What needs to be done:
In your copy, reproduce the entries exactly as they are, minus the images.

>> begin Given records

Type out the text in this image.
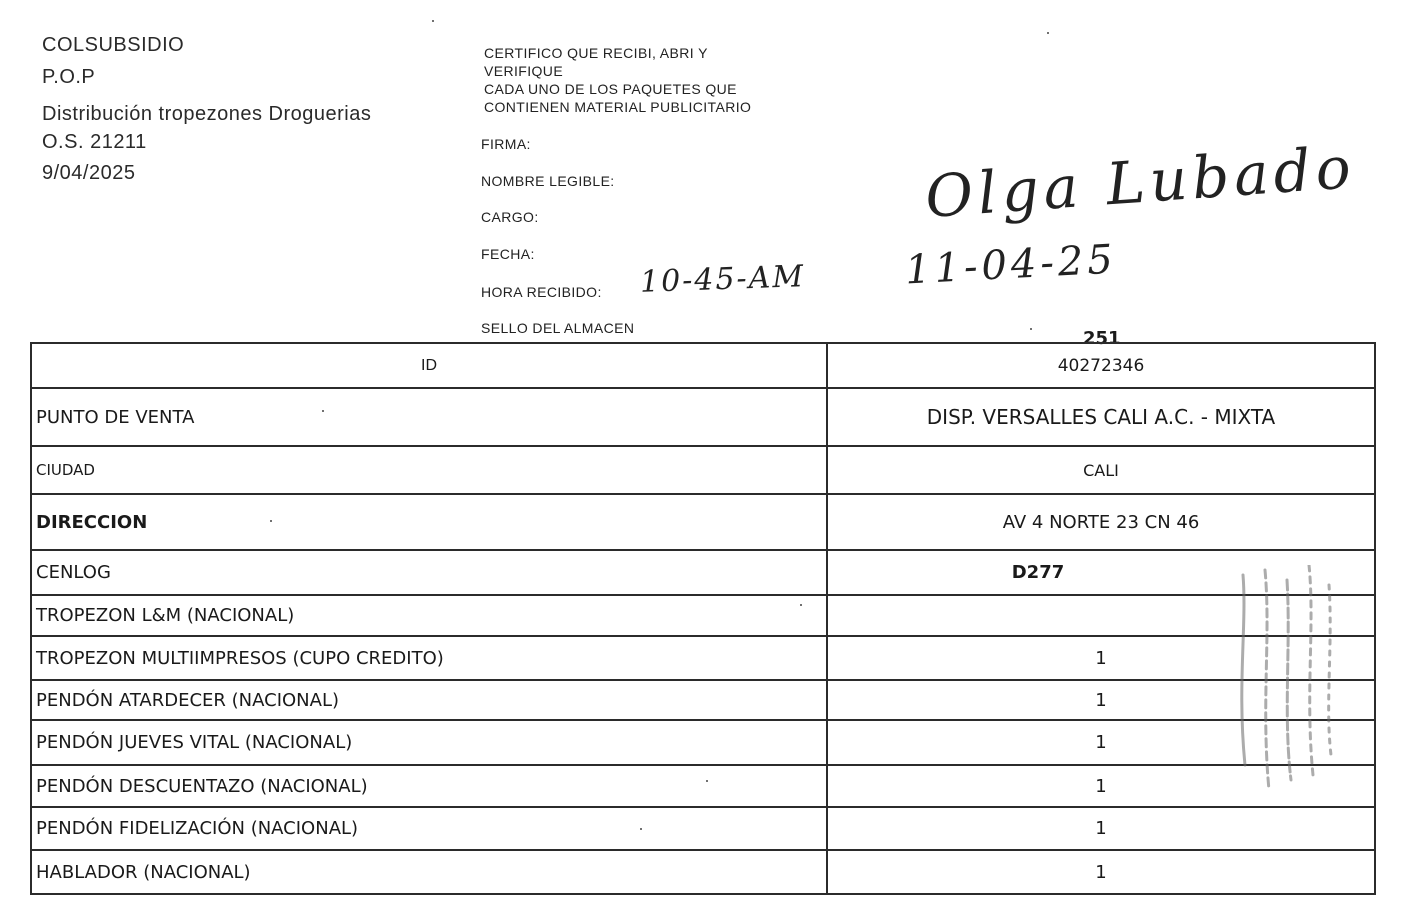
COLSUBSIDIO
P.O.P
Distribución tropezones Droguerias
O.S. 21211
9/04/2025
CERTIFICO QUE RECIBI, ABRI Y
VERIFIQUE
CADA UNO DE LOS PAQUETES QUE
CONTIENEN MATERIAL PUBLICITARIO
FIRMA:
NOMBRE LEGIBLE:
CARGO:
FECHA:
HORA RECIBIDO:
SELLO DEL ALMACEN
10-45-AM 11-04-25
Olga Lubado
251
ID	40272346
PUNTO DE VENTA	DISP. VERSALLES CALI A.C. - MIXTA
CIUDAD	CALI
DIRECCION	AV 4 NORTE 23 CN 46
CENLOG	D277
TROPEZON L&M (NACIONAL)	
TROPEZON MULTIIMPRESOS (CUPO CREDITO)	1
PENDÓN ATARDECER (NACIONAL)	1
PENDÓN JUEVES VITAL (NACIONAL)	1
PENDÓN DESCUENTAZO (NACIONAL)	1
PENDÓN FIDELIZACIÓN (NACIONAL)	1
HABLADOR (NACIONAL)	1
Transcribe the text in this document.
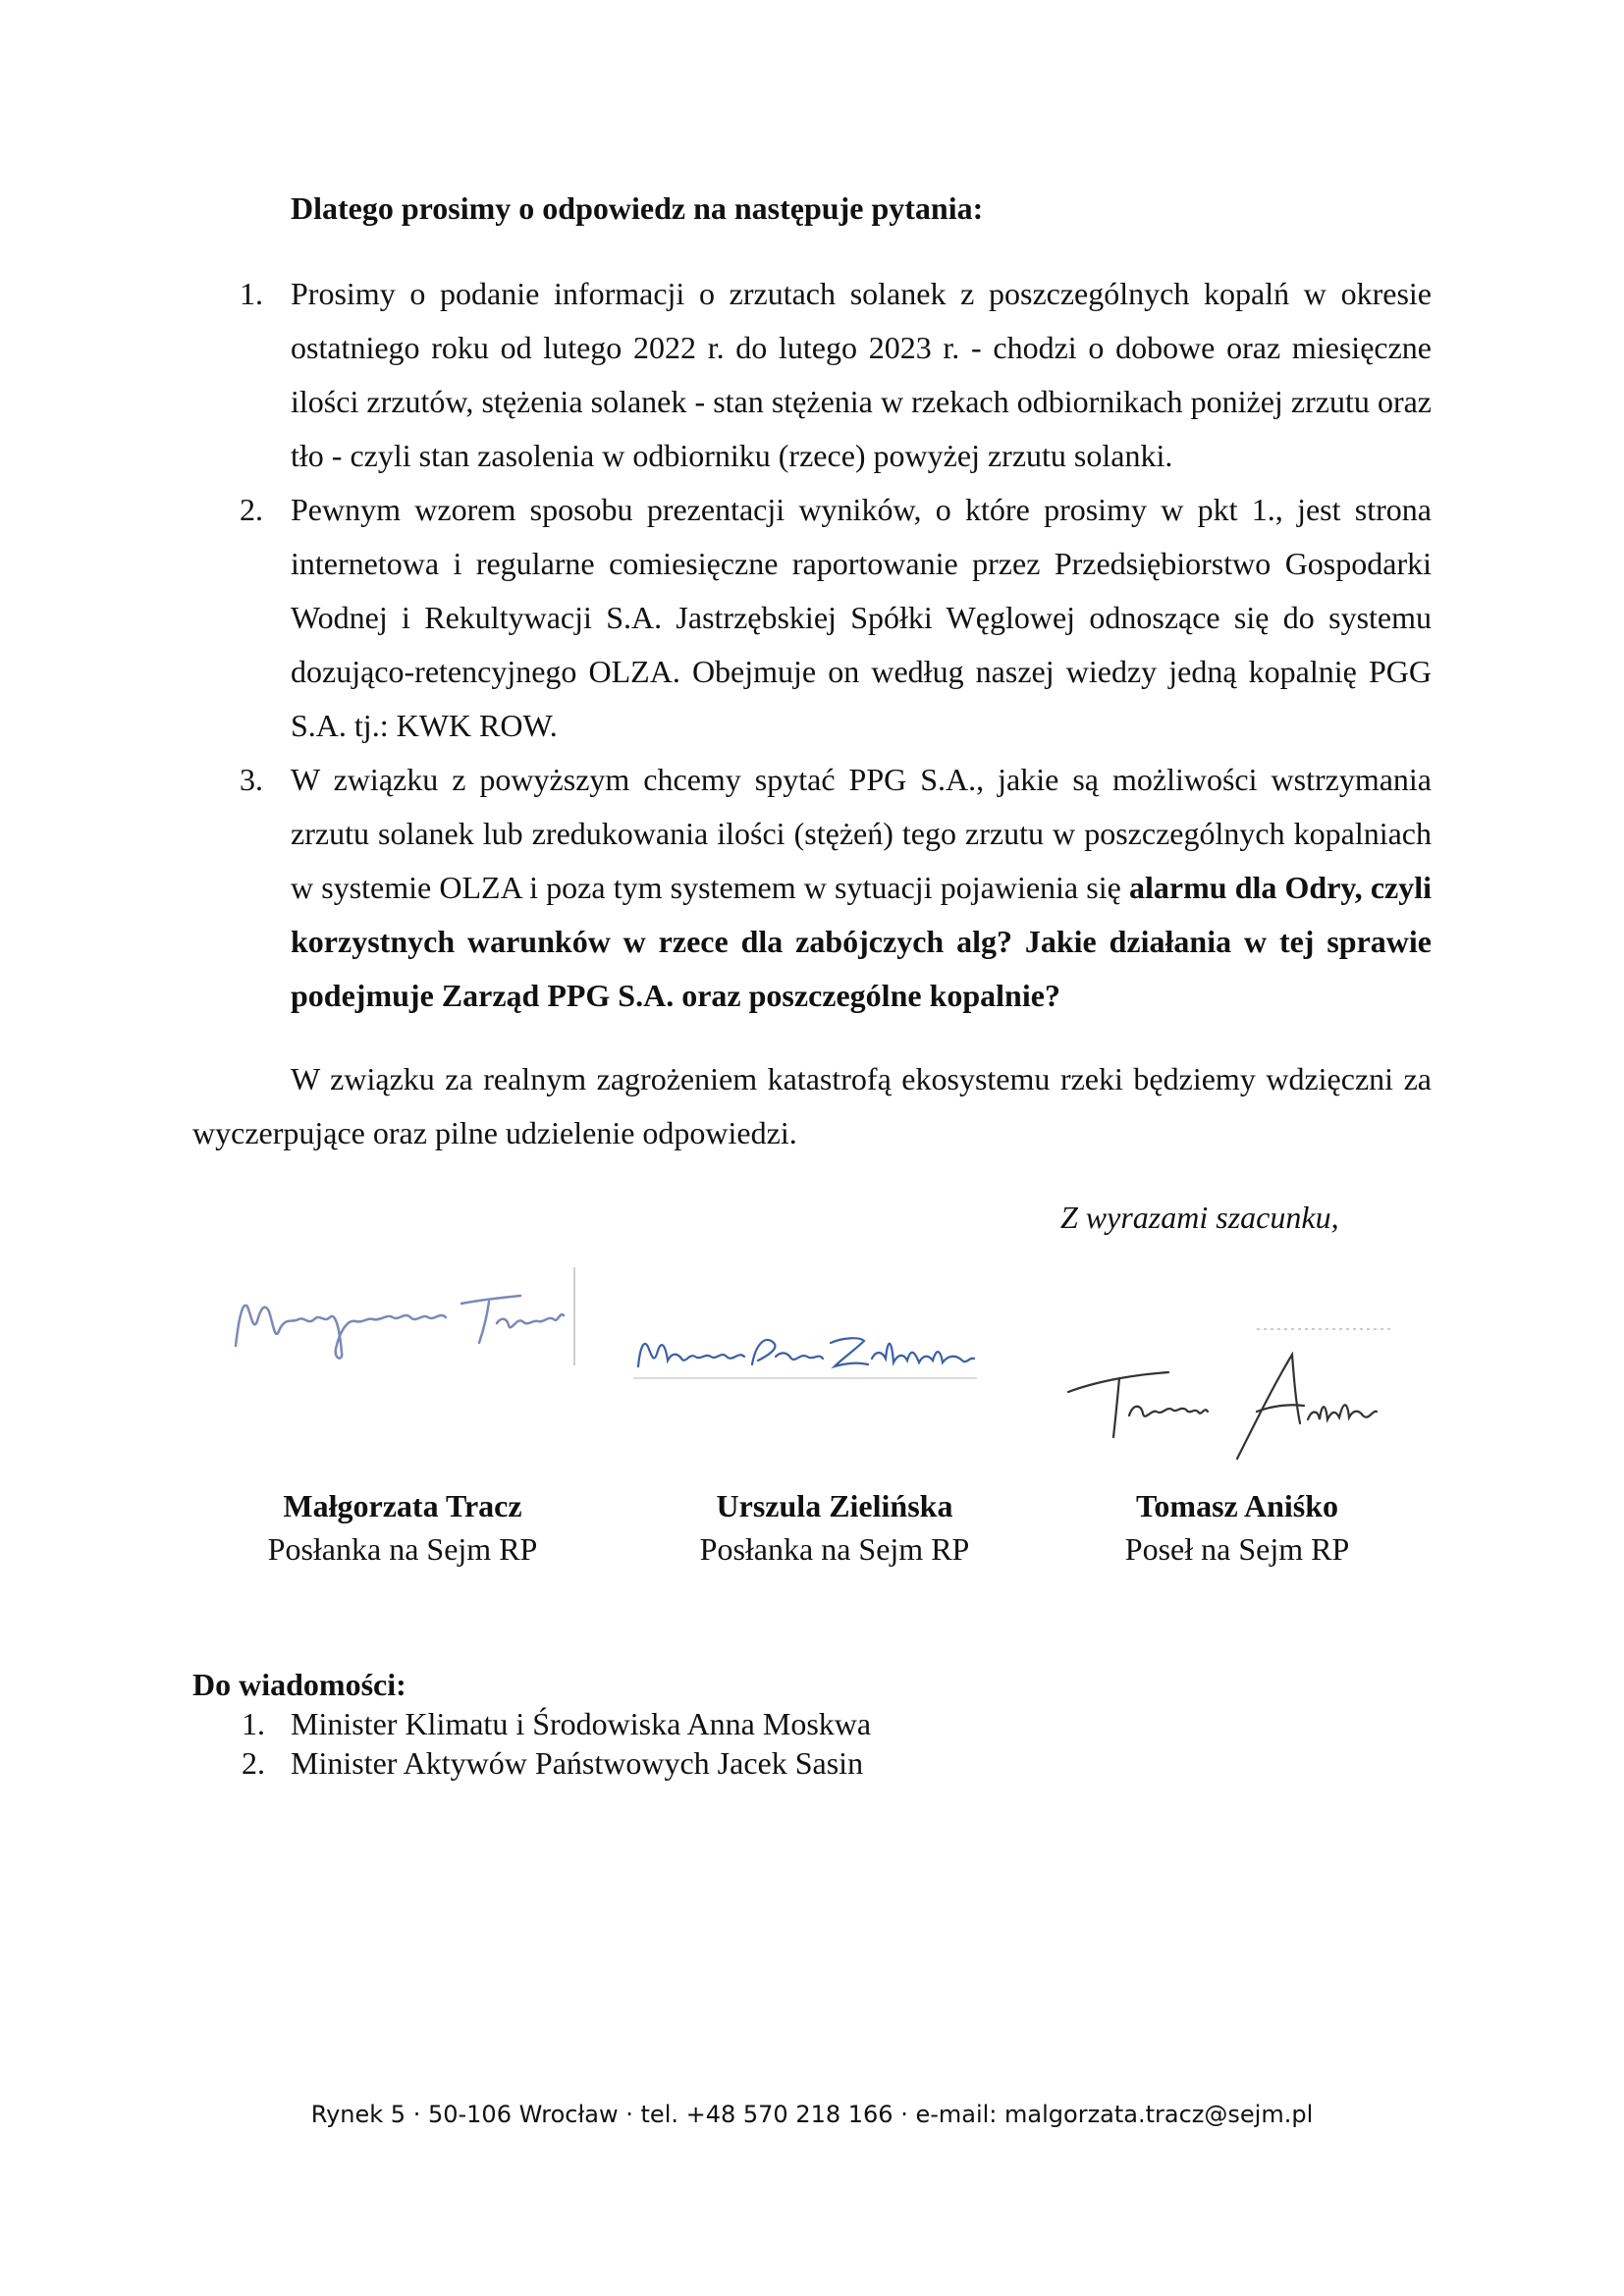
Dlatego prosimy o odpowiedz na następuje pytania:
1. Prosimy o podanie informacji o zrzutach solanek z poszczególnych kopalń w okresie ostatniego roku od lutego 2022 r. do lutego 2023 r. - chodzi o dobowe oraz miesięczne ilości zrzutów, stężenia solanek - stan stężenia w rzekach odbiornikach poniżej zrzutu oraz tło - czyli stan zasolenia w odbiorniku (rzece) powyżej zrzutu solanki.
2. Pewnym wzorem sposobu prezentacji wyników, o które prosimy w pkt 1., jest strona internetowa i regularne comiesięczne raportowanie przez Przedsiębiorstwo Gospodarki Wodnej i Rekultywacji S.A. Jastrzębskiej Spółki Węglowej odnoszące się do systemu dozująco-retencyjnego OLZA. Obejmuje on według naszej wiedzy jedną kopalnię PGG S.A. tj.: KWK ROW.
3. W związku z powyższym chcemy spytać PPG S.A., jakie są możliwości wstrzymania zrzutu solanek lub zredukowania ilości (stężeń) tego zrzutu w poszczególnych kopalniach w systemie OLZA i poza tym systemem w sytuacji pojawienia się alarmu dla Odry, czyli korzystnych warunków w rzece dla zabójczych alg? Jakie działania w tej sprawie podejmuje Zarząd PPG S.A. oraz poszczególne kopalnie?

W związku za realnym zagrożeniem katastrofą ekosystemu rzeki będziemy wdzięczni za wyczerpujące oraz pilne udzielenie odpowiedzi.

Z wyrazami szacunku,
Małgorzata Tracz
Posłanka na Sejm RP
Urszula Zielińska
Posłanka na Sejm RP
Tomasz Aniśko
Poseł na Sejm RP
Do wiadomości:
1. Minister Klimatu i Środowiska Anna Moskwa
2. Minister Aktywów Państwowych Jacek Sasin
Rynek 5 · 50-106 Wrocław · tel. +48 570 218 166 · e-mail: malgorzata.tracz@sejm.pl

>> end Given records

Reply to the task:
Type out the text in this image.
COLSUBSIDIO
P.O.P
Distribución tropezones Droguerias
O.S. 21211
9/04/2025
CERTIFICO QUE RECIBI, ABRI Y
VERIFIQUE
CADA UNO DE LOS PAQUETES QUE
CONTIENEN MATERIAL PUBLICITARIO
FIRMA:
NOMBRE LEGIBLE:
CARGO:
FECHA:
HORA RECIBIDO:
SELLO DEL ALMACEN
10-45-AM 11-04-25
Olga Lubado
251
ID	40272346
PUNTO DE VENTA	DISP. VERSALLES CALI A.C. - MIXTA
CIUDAD	CALI
DIRECCION	AV 4 NORTE 23 CN 46
CENLOG	D277
TROPEZON L&M (NACIONAL)	
TROPEZON MULTIIMPRESOS (CUPO CREDITO)	1
PENDÓN ATARDECER (NACIONAL)	1
PENDÓN JUEVES VITAL (NACIONAL)	1
PENDÓN DESCUENTAZO (NACIONAL)	1
PENDÓN FIDELIZACIÓN (NACIONAL)	1
HABLADOR (NACIONAL)	1
Transcribe the text in this document.
Dlatego prosimy o odpowiedz na następuje pytania:
1. Prosimy o podanie informacji o zrzutach solanek z poszczególnych kopalń w okresie ostatniego roku od lutego 2022 r. do lutego 2023 r. - chodzi o dobowe oraz miesięczne ilości zrzutów, stężenia solanek - stan stężenia w rzekach odbiornikach poniżej zrzutu oraz tło - czyli stan zasolenia w odbiorniku (rzece) powyżej zrzutu solanki.
2. Pewnym wzorem sposobu prezentacji wyników, o które prosimy w pkt 1., jest strona internetowa i regularne comiesięczne raportowanie przez Przedsiębiorstwo Gospodarki Wodnej i Rekultywacji S.A. Jastrzębskiej Spółki Węglowej odnoszące się do systemu dozująco-retencyjnego OLZA. Obejmuje on według naszej wiedzy jedną kopalnię PGG S.A. tj.: KWK ROW.
3. W związku z powyższym chcemy spytać PPG S.A., jakie są możliwości wstrzymania zrzutu solanek lub zredukowania ilości (stężeń) tego zrzutu w poszczególnych kopalniach w systemie OLZA i poza tym systemem w sytuacji pojawienia się alarmu dla Odry, czyli korzystnych warunków w rzece dla zabójczych alg? Jakie działania w tej sprawie podejmuje Zarząd PPG S.A. oraz poszczególne kopalnie?

W związku za realnym zagrożeniem katastrofą ekosystemu rzeki będziemy wdzięczni za wyczerpujące oraz pilne udzielenie odpowiedzi.

Z wyrazami szacunku,
Małgorzata Tracz
Posłanka na Sejm RP
Urszula Zielińska
Posłanka na Sejm RP
Tomasz Aniśko
Poseł na Sejm RP
Do wiadomości:
1. Minister Klimatu i Środowiska Anna Moskwa
2. Minister Aktywów Państwowych Jacek Sasin
Rynek 5 · 50-106 Wrocław · tel. +48 570 218 166 · e-mail: malgorzata.tracz@sejm.pl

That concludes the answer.